##### Input records #####

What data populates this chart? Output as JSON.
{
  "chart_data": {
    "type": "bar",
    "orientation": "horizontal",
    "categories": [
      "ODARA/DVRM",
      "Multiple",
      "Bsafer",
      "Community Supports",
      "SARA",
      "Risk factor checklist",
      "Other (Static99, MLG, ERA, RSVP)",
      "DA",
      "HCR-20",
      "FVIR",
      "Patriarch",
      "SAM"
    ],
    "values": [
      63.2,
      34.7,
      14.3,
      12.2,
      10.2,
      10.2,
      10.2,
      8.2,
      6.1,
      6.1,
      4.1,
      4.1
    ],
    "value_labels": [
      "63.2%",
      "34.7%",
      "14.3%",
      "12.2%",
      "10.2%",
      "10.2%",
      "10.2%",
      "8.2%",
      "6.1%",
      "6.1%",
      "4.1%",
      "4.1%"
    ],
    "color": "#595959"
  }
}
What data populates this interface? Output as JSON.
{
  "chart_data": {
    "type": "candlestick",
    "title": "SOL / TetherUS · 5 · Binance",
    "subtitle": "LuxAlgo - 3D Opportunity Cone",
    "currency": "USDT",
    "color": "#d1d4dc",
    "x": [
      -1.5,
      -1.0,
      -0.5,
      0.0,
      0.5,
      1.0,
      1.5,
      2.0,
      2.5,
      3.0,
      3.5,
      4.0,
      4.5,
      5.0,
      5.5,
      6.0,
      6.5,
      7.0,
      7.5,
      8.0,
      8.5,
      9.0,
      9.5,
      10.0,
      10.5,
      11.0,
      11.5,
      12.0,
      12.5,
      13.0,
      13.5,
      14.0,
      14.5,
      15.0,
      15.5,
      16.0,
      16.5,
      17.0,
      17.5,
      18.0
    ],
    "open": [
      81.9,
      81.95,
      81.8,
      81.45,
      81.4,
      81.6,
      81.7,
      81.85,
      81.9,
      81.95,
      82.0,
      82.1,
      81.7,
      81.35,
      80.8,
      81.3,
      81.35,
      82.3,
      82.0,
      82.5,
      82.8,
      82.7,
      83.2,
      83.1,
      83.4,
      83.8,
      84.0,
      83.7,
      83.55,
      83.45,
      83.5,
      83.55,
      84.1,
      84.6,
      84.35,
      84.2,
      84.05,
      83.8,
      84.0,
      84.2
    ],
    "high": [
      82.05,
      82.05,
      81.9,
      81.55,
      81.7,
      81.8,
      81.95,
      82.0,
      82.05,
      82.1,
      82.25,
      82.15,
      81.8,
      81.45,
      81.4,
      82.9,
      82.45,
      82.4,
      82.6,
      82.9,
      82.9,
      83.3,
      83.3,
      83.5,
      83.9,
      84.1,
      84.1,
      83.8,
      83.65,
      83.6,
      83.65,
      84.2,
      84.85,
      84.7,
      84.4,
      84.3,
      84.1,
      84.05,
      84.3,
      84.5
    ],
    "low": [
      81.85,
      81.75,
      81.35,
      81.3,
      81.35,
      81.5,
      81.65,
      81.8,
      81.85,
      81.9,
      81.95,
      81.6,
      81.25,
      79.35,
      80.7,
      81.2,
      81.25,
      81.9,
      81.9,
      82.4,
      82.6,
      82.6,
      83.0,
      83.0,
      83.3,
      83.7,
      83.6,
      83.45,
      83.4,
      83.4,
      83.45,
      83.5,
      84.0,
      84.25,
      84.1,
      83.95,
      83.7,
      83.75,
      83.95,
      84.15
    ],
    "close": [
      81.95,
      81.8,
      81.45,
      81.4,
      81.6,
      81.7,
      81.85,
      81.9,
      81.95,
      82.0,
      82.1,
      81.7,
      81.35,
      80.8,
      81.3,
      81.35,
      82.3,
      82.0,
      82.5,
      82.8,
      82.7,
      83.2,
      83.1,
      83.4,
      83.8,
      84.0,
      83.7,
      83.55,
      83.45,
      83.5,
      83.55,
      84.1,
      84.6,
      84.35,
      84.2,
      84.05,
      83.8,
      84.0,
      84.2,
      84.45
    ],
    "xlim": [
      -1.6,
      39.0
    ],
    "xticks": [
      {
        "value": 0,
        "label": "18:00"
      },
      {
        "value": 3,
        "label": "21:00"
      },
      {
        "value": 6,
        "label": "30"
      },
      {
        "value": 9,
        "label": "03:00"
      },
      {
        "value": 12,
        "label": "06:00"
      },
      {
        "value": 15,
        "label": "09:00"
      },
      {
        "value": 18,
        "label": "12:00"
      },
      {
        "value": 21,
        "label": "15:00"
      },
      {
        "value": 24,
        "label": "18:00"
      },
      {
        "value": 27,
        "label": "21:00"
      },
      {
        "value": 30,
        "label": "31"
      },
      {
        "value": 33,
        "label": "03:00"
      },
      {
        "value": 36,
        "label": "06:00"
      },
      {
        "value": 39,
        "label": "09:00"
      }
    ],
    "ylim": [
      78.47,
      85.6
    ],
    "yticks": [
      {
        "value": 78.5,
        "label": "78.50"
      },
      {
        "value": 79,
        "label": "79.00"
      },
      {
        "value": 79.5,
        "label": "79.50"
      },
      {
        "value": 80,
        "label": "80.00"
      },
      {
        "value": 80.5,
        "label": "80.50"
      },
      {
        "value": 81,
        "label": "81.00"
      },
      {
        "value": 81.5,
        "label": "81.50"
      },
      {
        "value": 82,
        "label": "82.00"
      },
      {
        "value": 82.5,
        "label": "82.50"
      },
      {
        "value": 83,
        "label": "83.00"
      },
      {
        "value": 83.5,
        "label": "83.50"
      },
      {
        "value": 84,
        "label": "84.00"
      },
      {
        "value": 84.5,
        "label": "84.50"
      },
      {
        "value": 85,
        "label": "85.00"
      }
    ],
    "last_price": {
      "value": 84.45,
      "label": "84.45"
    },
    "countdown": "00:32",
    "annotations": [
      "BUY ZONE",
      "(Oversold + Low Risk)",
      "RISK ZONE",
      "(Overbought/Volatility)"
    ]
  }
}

#####

Every entry must be retyped in full, exactly as given.

What data populates this chart? Output as JSON.
{
  "chart_data": {
    "type": "bar",
    "orientation": "horizontal",
    "categories": [
      "ODARA/DVRM",
      "Multiple",
      "Bsafer",
      "Community Supports",
      "SARA",
      "Risk factor checklist",
      "Other (Static99, MLG, ERA, RSVP)",
      "DA",
      "HCR-20",
      "FVIR",
      "Patriarch",
      "SAM"
    ],
    "values": [
      63.2,
      34.7,
      14.3,
      12.2,
      10.2,
      10.2,
      10.2,
      8.2,
      6.1,
      6.1,
      4.1,
      4.1
    ],
    "value_labels": [
      "63.2%",
      "34.7%",
      "14.3%",
      "12.2%",
      "10.2%",
      "10.2%",
      "10.2%",
      "8.2%",
      "6.1%",
      "6.1%",
      "4.1%",
      "4.1%"
    ],
    "color": "#595959"
  }
}
What data populates this interface? Output as JSON.
{
  "chart_data": {
    "type": "candlestick",
    "title": "SOL / TetherUS · 5 · Binance",
    "subtitle": "LuxAlgo - 3D Opportunity Cone",
    "currency": "USDT",
    "color": "#d1d4dc",
    "x": [
      -1.5,
      -1.0,
      -0.5,
      0.0,
      0.5,
      1.0,
      1.5,
      2.0,
      2.5,
      3.0,
      3.5,
      4.0,
      4.5,
      5.0,
      5.5,
      6.0,
      6.5,
      7.0,
      7.5,
      8.0,
      8.5,
      9.0,
      9.5,
      10.0,
      10.5,
      11.0,
      11.5,
      12.0,
      12.5,
      13.0,
      13.5,
      14.0,
      14.5,
      15.0,
      15.5,
      16.0,
      16.5,
      17.0,
      17.5,
      18.0
    ],
    "open": [
      81.9,
      81.95,
      81.8,
      81.45,
      81.4,
      81.6,
      81.7,
      81.85,
      81.9,
      81.95,
      82.0,
      82.1,
      81.7,
      81.35,
      80.8,
      81.3,
      81.35,
      82.3,
      82.0,
      82.5,
      82.8,
      82.7,
      83.2,
      83.1,
      83.4,
      83.8,
      84.0,
      83.7,
      83.55,
      83.45,
      83.5,
      83.55,
      84.1,
      84.6,
      84.35,
      84.2,
      84.05,
      83.8,
      84.0,
      84.2
    ],
    "high": [
      82.05,
      82.05,
      81.9,
      81.55,
      81.7,
      81.8,
      81.95,
      82.0,
      82.05,
      82.1,
      82.25,
      82.15,
      81.8,
      81.45,
      81.4,
      82.9,
      82.45,
      82.4,
      82.6,
      82.9,
      82.9,
      83.3,
      83.3,
      83.5,
      83.9,
      84.1,
      84.1,
      83.8,
      83.65,
      83.6,
      83.65,
      84.2,
      84.85,
      84.7,
      84.4,
      84.3,
      84.1,
      84.05,
      84.3,
      84.5
    ],
    "low": [
      81.85,
      81.75,
      81.35,
      81.3,
      81.35,
      81.5,
      81.65,
      81.8,
      81.85,
      81.9,
      81.95,
      81.6,
      81.25,
      79.35,
      80.7,
      81.2,
      81.25,
      81.9,
      81.9,
      82.4,
      82.6,
      82.6,
      83.0,
      83.0,
      83.3,
      83.7,
      83.6,
      83.45,
      83.4,
      83.4,
      83.45,
      83.5,
      84.0,
      84.25,
      84.1,
      83.95,
      83.7,
      83.75,
      83.95,
      84.15
    ],
    "close": [
      81.95,
      81.8,
      81.45,
      81.4,
      81.6,
      81.7,
      81.85,
      81.9,
      81.95,
      82.0,
      82.1,
      81.7,
      81.35,
      80.8,
      81.3,
      81.35,
      82.3,
      82.0,
      82.5,
      82.8,
      82.7,
      83.2,
      83.1,
      83.4,
      83.8,
      84.0,
      83.7,
      83.55,
      83.45,
      83.5,
      83.55,
      84.1,
      84.6,
      84.35,
      84.2,
      84.05,
      83.8,
      84.0,
      84.2,
      84.45
    ],
    "xlim": [
      -1.6,
      39.0
    ],
    "xticks": [
      {
        "value": 0,
        "label": "18:00"
      },
      {
        "value": 3,
        "label": "21:00"
      },
      {
        "value": 6,
        "label": "30"
      },
      {
        "value": 9,
        "label": "03:00"
      },
      {
        "value": 12,
        "label": "06:00"
      },
      {
        "value": 15,
        "label": "09:00"
      },
      {
        "value": 18,
        "label": "12:00"
      },
      {
        "value": 21,
        "label": "15:00"
      },
      {
        "value": 24,
        "label": "18:00"
      },
      {
        "value": 27,
        "label": "21:00"
      },
      {
        "value": 30,
        "label": "31"
      },
      {
        "value": 33,
        "label": "03:00"
      },
      {
        "value": 36,
        "label": "06:00"
      },
      {
        "value": 39,
        "label": "09:00"
      }
    ],
    "ylim": [
      78.47,
      85.6
    ],
    "yticks": [
      {
        "value": 78.5,
        "label": "78.50"
      },
      {
        "value": 79,
        "label": "79.00"
      },
      {
        "value": 79.5,
        "label": "79.50"
      },
      {
        "value": 80,
        "label": "80.00"
      },
      {
        "value": 80.5,
        "label": "80.50"
      },
      {
        "value": 81,
        "label": "81.00"
      },
      {
        "value": 81.5,
        "label": "81.50"
      },
      {
        "value": 82,
        "label": "82.00"
      },
      {
        "value": 82.5,
        "label": "82.50"
      },
      {
        "value": 83,
        "label": "83.00"
      },
      {
        "value": 83.5,
        "label": "83.50"
      },
      {
        "value": 84,
        "label": "84.00"
      },
      {
        "value": 84.5,
        "label": "84.50"
      },
      {
        "value": 85,
        "label": "85.00"
      }
    ],
    "last_price": {
      "value": 84.45,
      "label": "84.45"
    },
    "countdown": "00:32",
    "annotations": [
      "BUY ZONE",
      "(Oversold + Low Risk)",
      "RISK ZONE",
      "(Overbought/Volatility)"
    ]
  }
}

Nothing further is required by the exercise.